#### MATERIAL SUPPLIED:
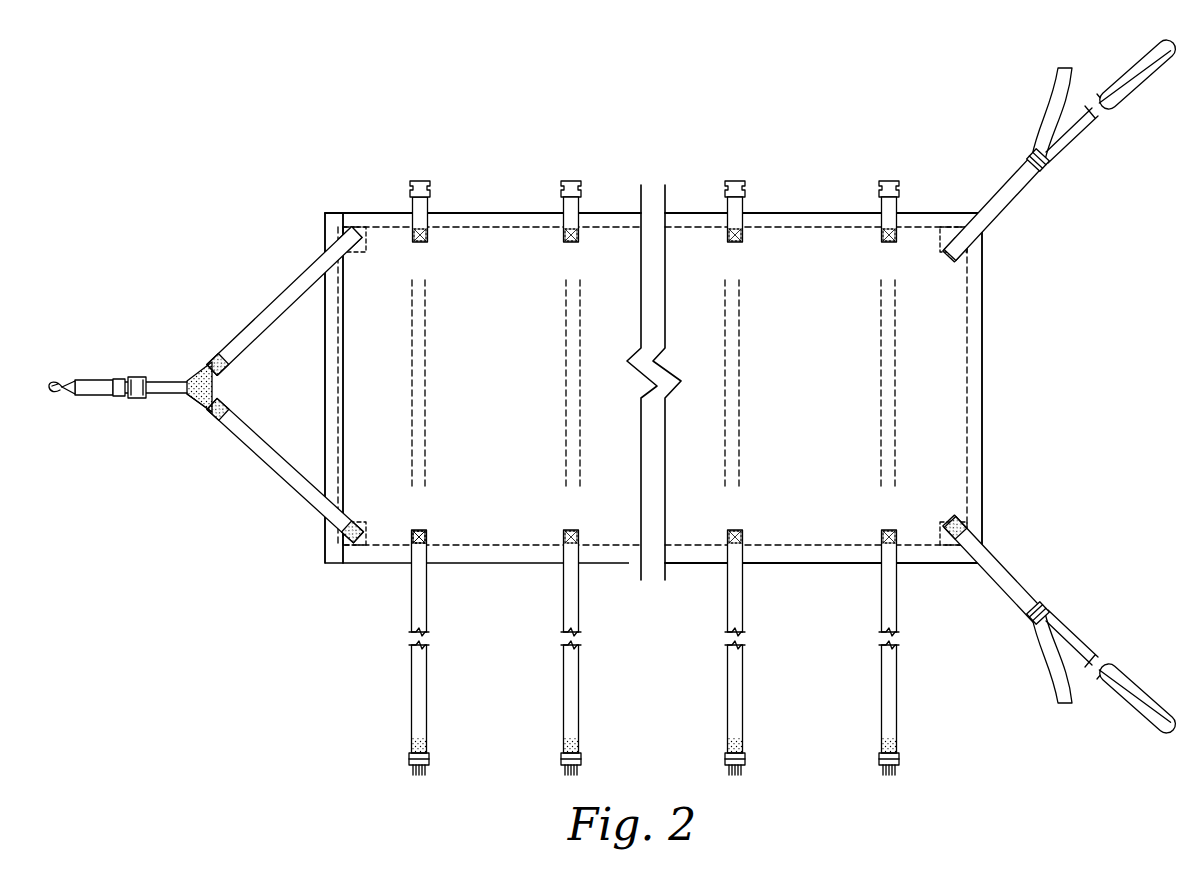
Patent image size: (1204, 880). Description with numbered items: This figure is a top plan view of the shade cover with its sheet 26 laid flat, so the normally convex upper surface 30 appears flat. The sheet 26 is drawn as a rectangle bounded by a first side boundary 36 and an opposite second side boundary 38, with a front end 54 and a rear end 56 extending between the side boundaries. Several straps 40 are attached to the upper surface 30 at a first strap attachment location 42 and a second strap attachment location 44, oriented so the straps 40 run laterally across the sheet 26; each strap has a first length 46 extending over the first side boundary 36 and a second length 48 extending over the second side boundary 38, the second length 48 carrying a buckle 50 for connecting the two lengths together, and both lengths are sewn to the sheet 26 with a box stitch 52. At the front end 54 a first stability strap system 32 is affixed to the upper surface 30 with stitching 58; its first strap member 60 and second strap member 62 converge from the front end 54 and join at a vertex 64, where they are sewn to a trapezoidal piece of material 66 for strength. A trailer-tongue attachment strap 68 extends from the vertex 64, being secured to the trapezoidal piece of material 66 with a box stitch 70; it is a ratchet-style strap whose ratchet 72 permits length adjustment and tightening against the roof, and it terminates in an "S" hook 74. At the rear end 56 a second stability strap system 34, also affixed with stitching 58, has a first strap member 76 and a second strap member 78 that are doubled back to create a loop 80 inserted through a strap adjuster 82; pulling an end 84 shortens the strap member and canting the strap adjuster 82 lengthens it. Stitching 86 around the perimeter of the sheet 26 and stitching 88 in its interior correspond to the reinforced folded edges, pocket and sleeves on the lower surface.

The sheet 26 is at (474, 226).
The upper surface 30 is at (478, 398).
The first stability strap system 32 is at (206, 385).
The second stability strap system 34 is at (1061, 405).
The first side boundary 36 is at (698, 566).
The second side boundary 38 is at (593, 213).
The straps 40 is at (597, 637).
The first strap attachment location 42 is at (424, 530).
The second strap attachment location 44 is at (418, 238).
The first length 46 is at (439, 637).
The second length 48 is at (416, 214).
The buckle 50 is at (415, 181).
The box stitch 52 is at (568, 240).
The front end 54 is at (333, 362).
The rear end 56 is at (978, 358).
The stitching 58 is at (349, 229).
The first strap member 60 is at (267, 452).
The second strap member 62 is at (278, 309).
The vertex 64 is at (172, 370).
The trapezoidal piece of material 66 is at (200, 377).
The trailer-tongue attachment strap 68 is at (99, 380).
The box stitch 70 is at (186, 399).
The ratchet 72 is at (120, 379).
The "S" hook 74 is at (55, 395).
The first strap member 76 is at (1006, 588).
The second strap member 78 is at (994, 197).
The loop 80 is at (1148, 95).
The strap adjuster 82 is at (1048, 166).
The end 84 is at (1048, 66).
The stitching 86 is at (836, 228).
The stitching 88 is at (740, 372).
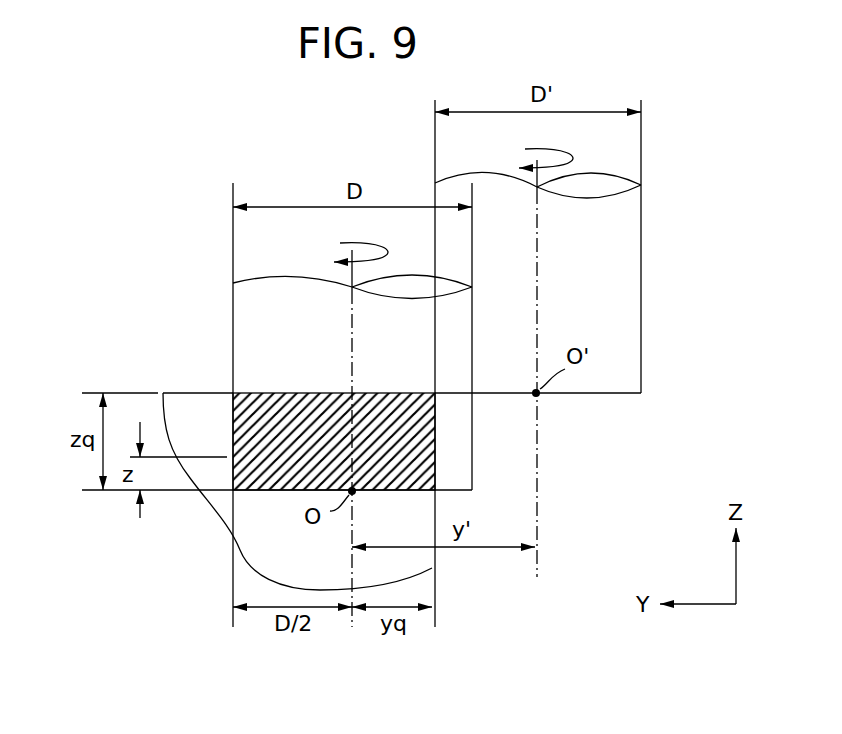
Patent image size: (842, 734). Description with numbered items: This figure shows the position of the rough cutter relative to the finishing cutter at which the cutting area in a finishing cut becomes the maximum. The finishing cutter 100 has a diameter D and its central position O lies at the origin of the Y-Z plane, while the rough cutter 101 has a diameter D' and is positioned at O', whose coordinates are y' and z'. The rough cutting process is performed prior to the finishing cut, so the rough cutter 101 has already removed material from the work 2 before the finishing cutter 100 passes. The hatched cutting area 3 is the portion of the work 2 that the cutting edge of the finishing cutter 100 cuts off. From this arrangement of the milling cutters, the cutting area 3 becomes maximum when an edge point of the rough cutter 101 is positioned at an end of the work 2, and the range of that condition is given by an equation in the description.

---

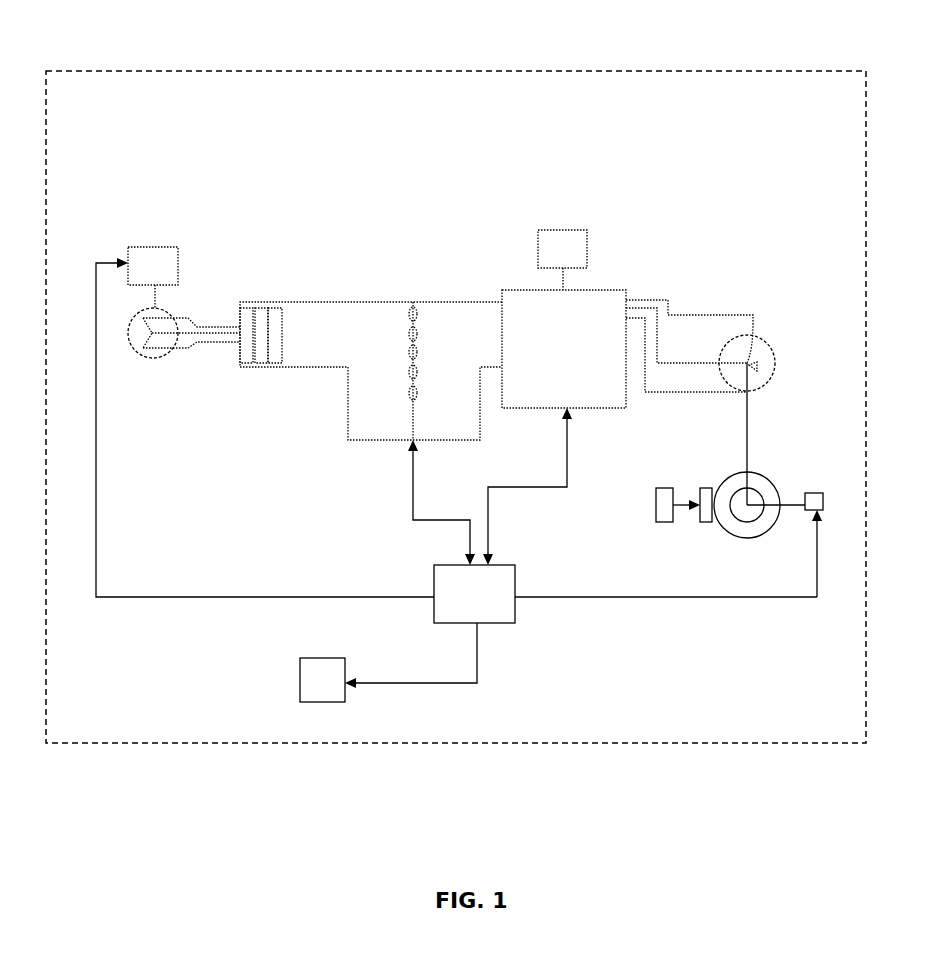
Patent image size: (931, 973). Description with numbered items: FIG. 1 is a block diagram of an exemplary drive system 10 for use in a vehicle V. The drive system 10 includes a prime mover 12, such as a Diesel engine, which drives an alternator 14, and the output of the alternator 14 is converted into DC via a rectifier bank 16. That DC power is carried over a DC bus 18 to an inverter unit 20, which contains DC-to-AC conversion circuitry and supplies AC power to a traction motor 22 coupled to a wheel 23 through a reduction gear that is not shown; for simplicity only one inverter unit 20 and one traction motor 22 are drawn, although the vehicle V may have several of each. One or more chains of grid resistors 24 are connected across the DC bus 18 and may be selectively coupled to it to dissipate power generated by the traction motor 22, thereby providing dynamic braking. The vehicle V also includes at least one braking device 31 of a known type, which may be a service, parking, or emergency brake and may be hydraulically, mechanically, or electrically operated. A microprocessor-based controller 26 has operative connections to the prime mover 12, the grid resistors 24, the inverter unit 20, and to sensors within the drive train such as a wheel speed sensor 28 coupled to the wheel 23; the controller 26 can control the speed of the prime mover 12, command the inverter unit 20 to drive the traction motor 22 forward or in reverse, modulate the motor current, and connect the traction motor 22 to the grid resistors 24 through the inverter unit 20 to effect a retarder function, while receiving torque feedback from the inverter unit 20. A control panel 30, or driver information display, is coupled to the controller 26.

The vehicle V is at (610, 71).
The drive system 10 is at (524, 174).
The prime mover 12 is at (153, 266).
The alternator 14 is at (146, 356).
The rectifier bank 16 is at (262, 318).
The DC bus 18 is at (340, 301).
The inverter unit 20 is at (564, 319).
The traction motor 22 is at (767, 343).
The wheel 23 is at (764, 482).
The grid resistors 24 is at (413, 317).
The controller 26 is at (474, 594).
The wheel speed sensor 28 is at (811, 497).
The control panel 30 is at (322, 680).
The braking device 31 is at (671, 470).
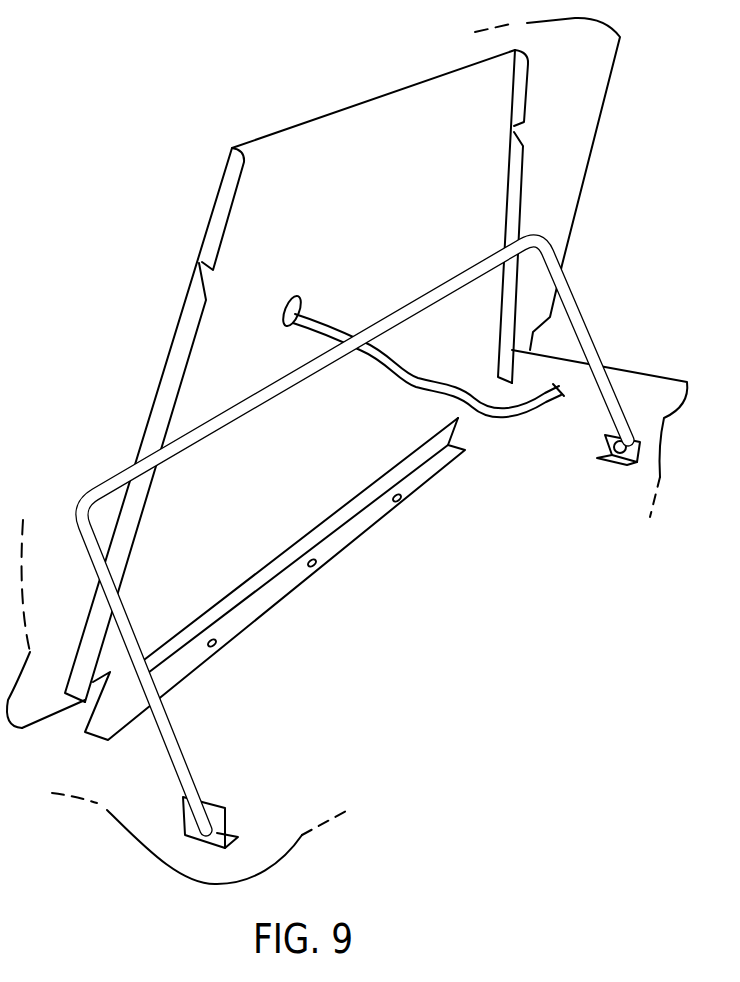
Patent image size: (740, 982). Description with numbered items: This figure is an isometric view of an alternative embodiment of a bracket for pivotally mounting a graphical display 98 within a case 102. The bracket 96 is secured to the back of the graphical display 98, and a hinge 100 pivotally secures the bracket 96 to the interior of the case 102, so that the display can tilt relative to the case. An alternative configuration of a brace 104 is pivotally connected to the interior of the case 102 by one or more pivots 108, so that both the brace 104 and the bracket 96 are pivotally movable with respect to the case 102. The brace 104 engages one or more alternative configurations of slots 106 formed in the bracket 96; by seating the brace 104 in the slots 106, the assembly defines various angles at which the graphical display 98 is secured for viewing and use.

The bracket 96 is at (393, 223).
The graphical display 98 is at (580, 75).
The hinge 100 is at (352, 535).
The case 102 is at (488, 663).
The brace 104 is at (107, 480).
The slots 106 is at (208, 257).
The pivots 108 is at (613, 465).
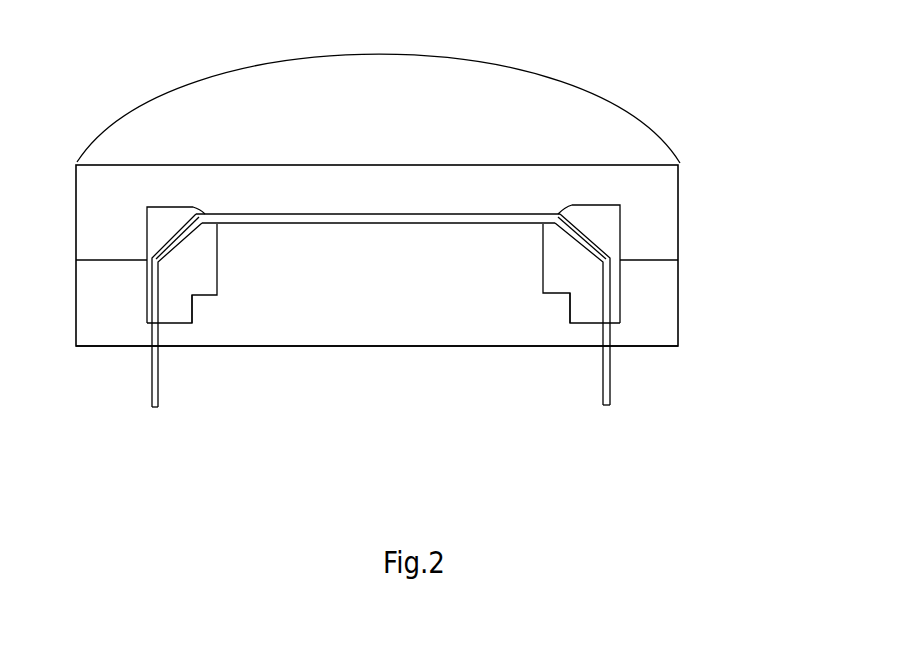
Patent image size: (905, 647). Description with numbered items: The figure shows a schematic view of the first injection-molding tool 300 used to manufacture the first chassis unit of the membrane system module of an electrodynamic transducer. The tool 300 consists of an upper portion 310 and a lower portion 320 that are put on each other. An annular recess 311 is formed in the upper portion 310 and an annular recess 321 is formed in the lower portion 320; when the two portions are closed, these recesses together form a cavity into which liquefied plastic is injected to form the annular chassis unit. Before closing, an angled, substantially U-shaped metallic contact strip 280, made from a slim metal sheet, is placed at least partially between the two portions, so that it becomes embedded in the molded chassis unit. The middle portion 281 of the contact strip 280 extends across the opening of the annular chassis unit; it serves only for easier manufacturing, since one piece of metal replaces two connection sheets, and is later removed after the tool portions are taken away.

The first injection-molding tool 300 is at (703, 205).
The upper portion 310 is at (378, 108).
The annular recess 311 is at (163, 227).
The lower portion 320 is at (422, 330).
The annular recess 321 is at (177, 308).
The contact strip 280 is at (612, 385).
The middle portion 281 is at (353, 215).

--

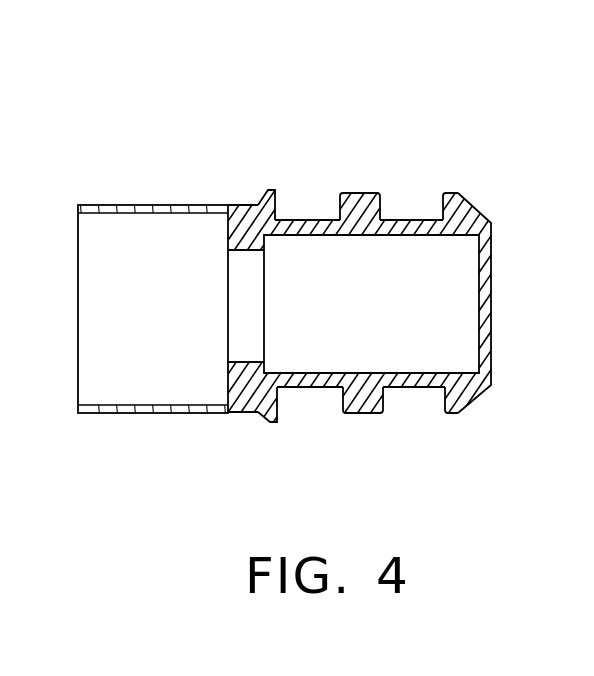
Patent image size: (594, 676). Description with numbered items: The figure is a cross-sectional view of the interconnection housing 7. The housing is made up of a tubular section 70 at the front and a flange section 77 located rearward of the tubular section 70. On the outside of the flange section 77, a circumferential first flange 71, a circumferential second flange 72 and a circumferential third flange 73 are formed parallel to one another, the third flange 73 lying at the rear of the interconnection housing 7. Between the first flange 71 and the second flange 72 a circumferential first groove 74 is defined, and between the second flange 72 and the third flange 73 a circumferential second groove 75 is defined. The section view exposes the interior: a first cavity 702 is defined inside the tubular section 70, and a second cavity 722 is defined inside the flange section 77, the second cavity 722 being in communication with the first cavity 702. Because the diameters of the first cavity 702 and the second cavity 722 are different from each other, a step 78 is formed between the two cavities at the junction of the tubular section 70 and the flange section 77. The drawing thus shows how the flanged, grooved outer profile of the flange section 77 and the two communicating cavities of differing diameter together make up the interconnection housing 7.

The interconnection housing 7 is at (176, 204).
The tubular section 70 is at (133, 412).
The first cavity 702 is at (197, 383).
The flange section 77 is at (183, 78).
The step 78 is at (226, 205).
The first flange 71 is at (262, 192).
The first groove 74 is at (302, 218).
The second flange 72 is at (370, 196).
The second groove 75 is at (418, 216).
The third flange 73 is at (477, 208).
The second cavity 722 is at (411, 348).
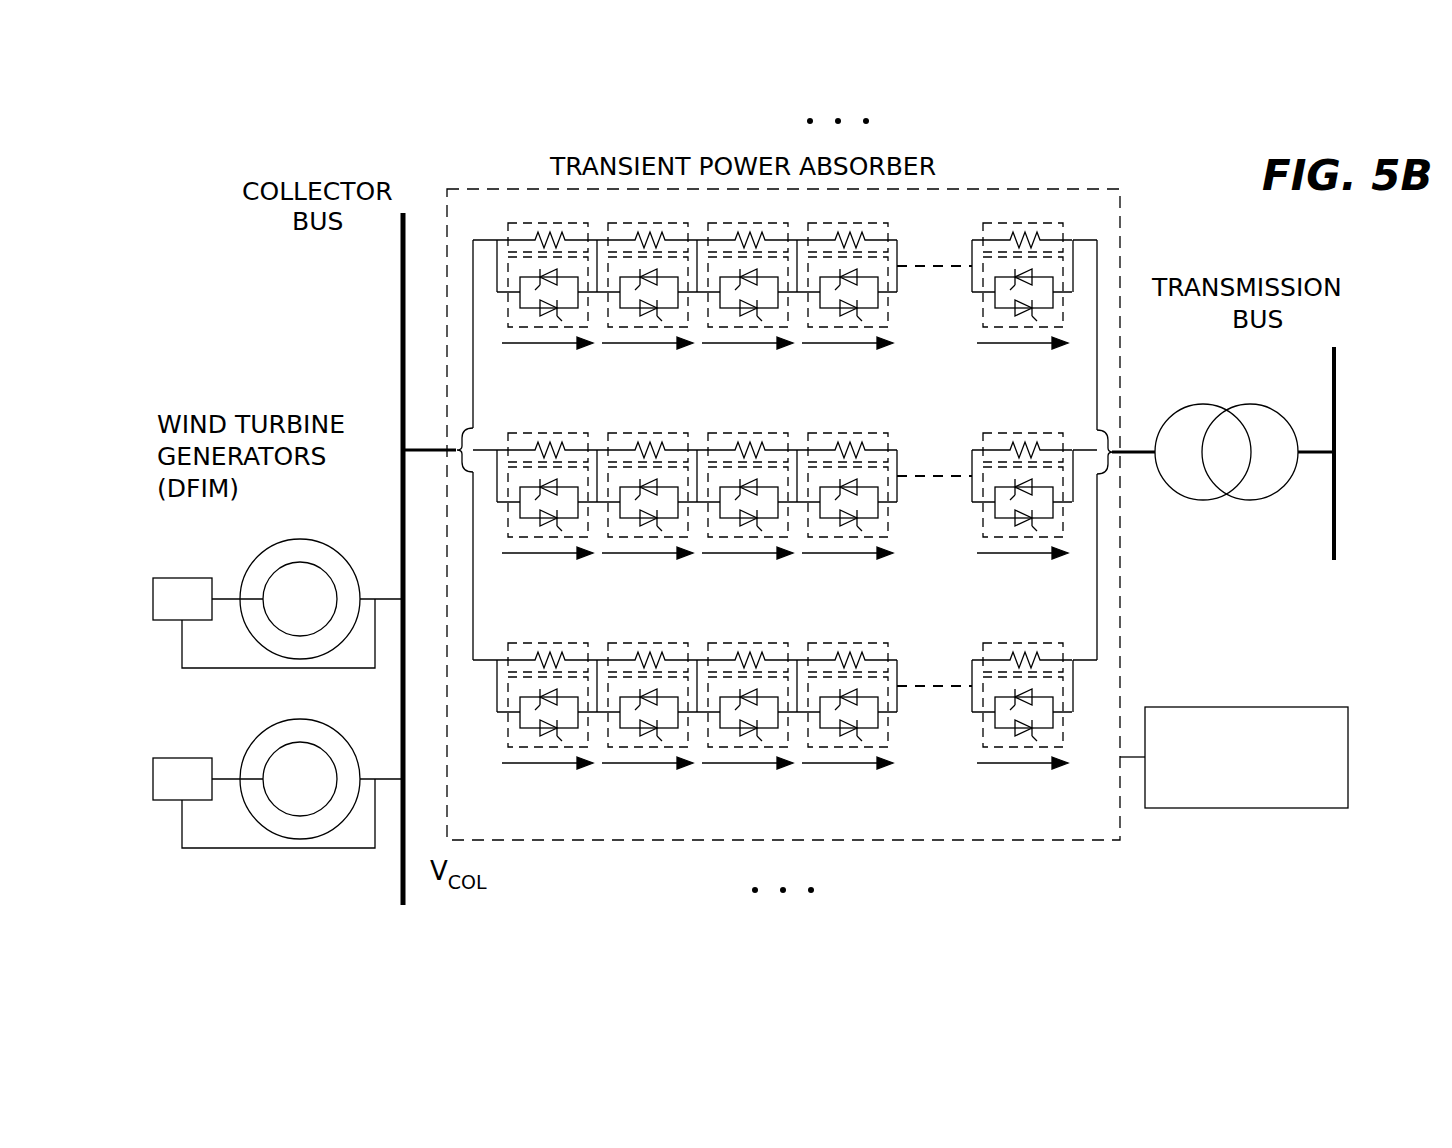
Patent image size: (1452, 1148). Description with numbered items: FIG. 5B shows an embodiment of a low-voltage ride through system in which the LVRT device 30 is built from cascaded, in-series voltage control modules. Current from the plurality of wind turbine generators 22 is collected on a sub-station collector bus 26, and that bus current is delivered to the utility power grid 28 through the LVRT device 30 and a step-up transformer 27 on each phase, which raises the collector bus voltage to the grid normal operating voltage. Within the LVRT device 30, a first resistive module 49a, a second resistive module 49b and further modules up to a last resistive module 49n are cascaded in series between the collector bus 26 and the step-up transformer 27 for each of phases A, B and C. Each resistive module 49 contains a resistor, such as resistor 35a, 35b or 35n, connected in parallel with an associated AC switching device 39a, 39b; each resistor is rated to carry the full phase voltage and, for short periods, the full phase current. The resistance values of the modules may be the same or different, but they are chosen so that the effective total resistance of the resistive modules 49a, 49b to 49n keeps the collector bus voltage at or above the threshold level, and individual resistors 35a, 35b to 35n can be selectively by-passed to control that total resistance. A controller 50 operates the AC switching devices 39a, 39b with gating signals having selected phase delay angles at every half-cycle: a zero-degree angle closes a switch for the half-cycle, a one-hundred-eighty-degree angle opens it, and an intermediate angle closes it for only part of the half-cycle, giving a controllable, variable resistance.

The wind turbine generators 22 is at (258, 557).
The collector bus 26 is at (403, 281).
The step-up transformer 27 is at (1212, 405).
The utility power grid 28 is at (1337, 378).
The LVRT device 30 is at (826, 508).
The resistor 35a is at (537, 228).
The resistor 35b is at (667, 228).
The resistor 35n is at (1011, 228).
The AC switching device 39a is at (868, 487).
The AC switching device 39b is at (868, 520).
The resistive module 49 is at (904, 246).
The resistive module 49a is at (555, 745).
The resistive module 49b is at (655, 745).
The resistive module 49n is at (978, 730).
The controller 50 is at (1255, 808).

#### TASK TO CARRY OUT:
Please reproduce, unchanged, the lines from the line with "Patent image size: (740, 982)." up to and including the line with "The bracket 96 is at (393, 223).".

#### SOLVED PROBLEM:
Patent image size: (740, 982). Description with numbered items: This figure is an isometric view of an alternative embodiment of a bracket for pivotally mounting a graphical display 98 within a case 102. The bracket 96 is secured to the back of the graphical display 98, and a hinge 100 pivotally secures the bracket 96 to the interior of the case 102, so that the display can tilt relative to the case. An alternative configuration of a brace 104 is pivotally connected to the interior of the case 102 by one or more pivots 108, so that both the brace 104 and the bracket 96 are pivotally movable with respect to the case 102. The brace 104 engages one or more alternative configurations of slots 106 formed in the bracket 96; by seating the brace 104 in the slots 106, the assembly defines various angles at which the graphical display 98 is secured for viewing and use.

The bracket 96 is at (393, 223).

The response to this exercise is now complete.